> [Task material]:
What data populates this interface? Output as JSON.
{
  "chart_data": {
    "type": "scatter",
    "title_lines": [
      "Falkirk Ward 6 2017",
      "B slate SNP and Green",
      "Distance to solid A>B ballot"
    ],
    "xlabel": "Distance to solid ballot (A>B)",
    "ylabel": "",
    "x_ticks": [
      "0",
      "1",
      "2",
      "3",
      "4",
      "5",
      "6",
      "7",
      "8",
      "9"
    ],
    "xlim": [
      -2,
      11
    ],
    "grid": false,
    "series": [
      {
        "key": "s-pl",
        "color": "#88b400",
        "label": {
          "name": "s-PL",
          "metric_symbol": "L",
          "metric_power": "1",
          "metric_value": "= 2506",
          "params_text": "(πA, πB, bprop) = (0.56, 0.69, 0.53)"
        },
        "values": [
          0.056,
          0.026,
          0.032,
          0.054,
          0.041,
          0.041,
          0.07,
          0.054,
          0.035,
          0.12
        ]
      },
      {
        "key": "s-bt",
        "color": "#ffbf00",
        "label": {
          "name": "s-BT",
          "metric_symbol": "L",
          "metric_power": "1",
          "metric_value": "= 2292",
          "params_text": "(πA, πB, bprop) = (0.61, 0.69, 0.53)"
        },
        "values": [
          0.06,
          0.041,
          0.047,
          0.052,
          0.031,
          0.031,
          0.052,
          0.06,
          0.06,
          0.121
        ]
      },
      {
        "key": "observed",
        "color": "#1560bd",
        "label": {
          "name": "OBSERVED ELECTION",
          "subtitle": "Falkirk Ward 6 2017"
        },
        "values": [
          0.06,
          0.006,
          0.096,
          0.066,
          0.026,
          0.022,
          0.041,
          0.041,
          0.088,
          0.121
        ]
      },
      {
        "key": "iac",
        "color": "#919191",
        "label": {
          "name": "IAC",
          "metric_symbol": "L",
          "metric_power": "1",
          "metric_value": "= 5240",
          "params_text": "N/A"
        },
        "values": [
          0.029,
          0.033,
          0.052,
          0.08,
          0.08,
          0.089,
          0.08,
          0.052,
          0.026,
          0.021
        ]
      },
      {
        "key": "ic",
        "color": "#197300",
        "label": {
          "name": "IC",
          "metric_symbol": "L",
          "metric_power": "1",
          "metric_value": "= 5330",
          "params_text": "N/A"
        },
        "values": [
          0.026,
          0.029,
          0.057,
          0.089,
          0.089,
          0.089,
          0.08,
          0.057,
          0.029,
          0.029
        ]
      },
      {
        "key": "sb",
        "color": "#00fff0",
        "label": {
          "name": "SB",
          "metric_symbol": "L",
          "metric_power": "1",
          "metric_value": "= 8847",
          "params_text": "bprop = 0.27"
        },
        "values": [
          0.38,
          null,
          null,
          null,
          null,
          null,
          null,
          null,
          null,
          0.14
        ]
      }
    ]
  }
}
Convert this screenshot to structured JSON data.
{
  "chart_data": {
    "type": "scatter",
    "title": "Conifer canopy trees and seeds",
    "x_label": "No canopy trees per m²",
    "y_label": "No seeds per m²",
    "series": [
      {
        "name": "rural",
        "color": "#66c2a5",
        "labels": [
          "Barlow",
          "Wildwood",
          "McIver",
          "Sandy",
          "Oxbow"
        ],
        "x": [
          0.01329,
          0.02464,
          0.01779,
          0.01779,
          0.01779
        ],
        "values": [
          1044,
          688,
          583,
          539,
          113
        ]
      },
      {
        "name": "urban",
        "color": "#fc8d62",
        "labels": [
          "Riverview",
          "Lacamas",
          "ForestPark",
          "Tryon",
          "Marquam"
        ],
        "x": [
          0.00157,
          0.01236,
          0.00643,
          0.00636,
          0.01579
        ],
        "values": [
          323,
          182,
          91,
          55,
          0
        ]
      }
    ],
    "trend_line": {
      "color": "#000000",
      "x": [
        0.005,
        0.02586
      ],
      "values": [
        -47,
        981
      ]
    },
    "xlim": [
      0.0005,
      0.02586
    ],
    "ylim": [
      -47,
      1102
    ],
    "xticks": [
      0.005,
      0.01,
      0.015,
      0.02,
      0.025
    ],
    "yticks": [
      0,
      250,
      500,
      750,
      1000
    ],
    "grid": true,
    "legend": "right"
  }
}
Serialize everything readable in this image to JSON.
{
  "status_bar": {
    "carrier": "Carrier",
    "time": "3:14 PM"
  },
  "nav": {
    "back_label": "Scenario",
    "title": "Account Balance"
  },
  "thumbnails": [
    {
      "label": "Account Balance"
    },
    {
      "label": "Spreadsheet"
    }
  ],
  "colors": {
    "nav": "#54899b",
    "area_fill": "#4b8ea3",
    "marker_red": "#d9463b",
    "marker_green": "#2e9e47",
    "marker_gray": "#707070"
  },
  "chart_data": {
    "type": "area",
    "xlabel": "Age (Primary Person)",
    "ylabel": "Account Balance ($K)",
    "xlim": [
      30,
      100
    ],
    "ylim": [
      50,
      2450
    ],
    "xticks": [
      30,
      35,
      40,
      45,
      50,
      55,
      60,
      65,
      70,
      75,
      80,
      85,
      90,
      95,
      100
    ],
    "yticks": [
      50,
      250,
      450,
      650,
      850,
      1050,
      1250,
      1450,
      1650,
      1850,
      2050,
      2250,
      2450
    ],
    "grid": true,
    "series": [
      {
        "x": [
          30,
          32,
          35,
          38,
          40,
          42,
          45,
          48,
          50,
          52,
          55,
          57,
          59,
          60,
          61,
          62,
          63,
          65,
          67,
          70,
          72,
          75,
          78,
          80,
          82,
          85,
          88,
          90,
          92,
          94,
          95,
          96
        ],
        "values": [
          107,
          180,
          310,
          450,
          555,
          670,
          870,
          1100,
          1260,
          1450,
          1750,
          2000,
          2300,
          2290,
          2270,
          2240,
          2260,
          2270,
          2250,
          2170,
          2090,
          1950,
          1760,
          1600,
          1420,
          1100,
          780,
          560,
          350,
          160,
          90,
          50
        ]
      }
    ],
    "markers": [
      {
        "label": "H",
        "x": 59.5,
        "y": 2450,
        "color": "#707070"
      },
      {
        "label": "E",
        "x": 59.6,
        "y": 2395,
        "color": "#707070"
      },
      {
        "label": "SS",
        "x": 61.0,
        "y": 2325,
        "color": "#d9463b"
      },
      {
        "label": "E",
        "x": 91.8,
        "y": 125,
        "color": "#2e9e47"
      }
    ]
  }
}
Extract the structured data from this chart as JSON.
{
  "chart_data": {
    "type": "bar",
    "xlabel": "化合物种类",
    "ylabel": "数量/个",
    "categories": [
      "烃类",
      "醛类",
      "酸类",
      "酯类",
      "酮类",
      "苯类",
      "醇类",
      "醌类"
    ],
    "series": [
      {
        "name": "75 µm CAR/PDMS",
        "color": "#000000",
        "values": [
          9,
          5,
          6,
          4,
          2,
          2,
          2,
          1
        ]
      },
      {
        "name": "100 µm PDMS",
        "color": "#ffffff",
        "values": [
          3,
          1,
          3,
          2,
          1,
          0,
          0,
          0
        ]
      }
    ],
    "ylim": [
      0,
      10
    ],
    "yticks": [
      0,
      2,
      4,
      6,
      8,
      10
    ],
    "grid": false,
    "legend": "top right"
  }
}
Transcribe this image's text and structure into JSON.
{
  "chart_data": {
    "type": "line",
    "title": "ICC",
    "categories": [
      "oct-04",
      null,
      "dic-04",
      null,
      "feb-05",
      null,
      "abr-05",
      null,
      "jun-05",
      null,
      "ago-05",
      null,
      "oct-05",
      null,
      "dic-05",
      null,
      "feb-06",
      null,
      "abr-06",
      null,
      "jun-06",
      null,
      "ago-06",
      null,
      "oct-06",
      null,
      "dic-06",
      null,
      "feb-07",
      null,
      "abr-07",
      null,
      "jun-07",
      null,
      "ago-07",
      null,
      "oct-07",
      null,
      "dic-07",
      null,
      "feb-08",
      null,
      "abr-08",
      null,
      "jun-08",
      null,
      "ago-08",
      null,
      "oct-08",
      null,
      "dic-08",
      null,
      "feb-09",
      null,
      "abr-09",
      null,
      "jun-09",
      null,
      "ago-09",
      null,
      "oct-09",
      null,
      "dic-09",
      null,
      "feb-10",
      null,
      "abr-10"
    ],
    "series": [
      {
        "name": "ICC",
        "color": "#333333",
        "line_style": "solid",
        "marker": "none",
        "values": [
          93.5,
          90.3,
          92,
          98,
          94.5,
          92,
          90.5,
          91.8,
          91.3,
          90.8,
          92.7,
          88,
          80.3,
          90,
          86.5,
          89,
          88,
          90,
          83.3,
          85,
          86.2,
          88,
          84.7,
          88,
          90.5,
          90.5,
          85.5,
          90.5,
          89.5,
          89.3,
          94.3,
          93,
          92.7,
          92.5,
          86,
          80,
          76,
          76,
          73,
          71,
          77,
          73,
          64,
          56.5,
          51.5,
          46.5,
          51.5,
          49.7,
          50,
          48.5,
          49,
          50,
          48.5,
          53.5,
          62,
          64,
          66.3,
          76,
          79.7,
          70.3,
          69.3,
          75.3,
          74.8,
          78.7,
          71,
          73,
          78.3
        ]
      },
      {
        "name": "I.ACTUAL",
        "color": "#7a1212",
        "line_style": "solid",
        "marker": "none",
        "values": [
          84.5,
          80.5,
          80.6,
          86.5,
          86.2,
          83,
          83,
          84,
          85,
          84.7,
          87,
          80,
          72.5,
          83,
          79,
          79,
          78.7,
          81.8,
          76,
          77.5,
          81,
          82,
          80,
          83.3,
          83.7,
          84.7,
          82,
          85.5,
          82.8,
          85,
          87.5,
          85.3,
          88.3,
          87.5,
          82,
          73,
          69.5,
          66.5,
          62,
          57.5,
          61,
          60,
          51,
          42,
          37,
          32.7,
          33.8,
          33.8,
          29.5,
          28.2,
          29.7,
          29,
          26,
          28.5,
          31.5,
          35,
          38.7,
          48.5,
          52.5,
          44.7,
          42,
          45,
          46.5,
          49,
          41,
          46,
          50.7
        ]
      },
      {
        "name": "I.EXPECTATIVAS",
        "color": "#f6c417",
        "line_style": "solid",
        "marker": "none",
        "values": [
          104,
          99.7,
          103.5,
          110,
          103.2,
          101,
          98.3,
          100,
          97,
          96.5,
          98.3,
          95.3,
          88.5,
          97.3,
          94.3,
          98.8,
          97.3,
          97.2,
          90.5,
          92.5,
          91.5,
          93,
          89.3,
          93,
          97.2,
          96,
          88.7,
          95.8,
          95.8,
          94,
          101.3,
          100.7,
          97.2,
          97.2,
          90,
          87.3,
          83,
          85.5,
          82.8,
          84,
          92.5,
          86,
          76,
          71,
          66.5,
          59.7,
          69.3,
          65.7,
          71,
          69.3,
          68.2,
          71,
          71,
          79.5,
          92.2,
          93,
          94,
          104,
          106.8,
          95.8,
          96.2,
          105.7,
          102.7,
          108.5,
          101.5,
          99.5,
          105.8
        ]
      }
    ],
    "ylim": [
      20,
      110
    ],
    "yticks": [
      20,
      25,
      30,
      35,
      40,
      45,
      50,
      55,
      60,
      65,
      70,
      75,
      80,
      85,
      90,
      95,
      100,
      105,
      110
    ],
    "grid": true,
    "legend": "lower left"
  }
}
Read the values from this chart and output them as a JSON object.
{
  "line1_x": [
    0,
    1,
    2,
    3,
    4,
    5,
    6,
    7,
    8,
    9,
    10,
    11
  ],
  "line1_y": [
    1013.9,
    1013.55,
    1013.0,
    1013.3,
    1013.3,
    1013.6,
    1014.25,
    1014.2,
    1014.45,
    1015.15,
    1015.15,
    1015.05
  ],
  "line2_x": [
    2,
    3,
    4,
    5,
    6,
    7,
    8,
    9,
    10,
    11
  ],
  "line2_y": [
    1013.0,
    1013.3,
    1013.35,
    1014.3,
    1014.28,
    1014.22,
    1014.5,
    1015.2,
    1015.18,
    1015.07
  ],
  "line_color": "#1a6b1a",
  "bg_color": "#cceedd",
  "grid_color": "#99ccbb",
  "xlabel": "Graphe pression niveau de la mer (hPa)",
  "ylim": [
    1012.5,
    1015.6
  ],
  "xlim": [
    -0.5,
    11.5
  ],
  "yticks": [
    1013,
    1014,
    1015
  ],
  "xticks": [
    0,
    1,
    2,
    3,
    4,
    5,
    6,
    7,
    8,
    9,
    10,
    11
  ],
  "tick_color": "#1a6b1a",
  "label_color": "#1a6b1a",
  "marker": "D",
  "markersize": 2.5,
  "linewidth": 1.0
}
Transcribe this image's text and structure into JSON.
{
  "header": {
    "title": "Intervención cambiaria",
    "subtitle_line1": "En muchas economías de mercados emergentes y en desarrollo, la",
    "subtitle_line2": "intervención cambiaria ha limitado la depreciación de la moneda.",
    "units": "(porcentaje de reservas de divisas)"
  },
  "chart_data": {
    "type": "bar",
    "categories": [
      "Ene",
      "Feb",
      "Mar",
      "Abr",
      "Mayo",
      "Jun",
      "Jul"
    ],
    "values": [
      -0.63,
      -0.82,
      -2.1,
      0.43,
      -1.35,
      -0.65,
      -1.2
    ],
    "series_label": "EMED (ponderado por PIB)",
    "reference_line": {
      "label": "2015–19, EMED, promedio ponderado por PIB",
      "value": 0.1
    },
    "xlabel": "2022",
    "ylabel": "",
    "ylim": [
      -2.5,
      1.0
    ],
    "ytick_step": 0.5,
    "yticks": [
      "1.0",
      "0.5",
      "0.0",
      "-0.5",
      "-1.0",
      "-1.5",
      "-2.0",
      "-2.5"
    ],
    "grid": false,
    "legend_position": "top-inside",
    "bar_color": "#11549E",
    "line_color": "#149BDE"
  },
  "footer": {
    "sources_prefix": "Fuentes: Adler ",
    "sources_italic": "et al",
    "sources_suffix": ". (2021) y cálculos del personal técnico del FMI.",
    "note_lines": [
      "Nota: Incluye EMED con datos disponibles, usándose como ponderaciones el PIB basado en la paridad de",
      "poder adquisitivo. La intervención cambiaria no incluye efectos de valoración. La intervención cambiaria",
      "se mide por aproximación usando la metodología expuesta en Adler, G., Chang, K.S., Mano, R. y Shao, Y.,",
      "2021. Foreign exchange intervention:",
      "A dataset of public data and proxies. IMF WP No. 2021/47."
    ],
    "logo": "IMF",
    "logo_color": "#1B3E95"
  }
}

> [Exercise]:
Look through the entries and find each line that has the string "Distance". Copy those lines.

> [Response]:
      "Distance to solid A>B ballot"
    "xlabel": "Distance to solid ballot (A>B)",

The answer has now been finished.